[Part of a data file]
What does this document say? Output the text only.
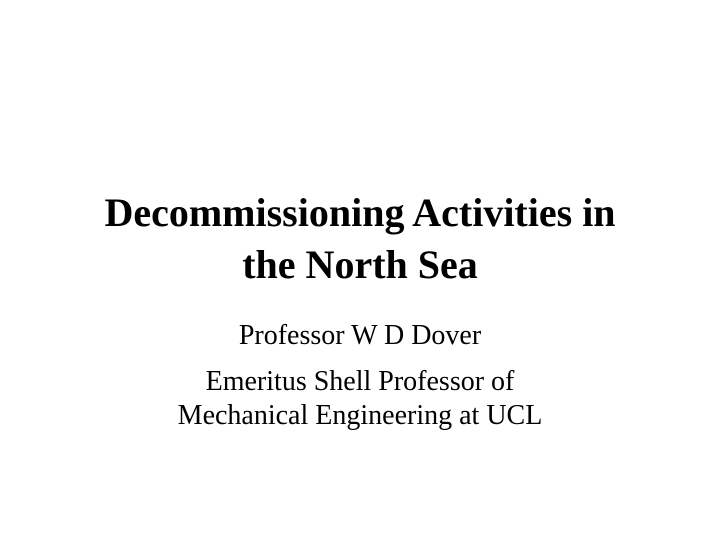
Decommissioning Activities in
the North Sea
Professor W D Dover
Emeritus Shell Professor of
Mechanical Engineering at UCL
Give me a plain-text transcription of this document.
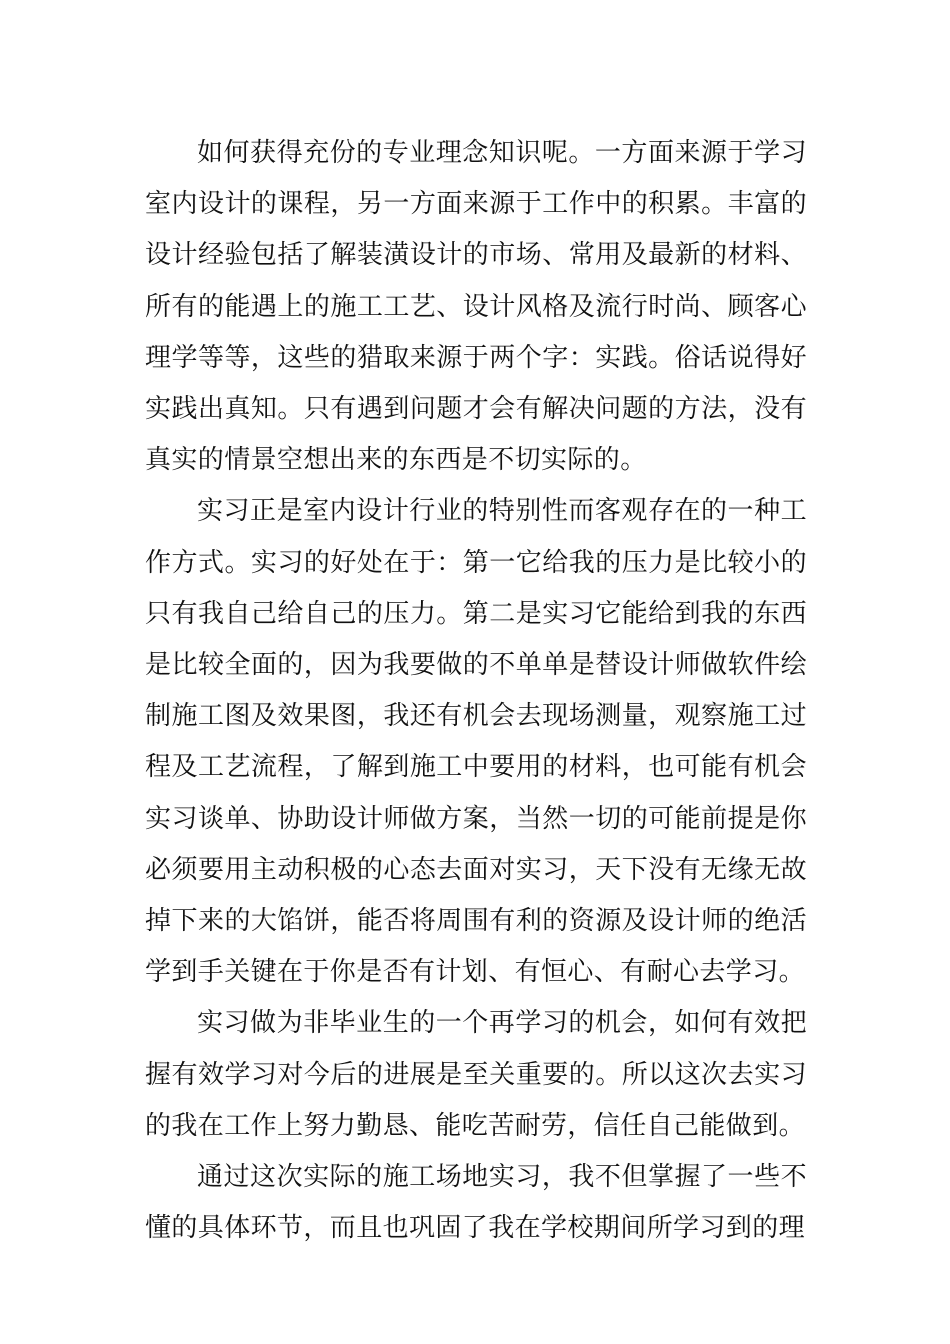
如何获得充份的专业理念知识呢。一方面来源于学习室内设计的课程，另一方面来源于工作中的积累。丰富的设计经验包括了解装潢设计的市场、常用及最新的材料、所有的能遇上的施工工艺、设计风格及流行时尚、顾客心理学等等，这些的猎取来源于两个字：实践。俗话说得好实践出真知。只有遇到问题才会有解决问题的方法，没有真实的情景空想出来的东西是不切实际的。

实习正是室内设计行业的特别性而客观存在的一种工作方式。实习的好处在于：第一它给我的压力是比较小的只有我自己给自己的压力。第二是实习它能给到我的东西是比较全面的，因为我要做的不单单是替设计师做软件绘制施工图及效果图，我还有机会去现场测量，观察施工过程及工艺流程，了解到施工中要用的材料，也可能有机会实习谈单、协助设计师做方案，当然一切的可能前提是你必须要用主动积极的心态去面对实习，天下没有无缘无故掉下来的大馅饼，能否将周围有利的资源及设计师的绝活学到手关键在于你是否有计划、有恒心、有耐心去学习。

实习做为非毕业生的一个再学习的机会，如何有效把握有效学习对今后的进展是至关重要的。所以这次去实习的我在工作上努力勤恳、能吃苦耐劳，信任自己能做到。

通过这次实际的施工场地实习，我不但掌握了一些不懂的具体环节，而且也巩固了我在学校期间所学习到的理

# Exercise goal
Select all lines in the listing that include the word "document".

# Problem solution
What does this document say? Output the text only.
Give me a plain-text transcription of this document.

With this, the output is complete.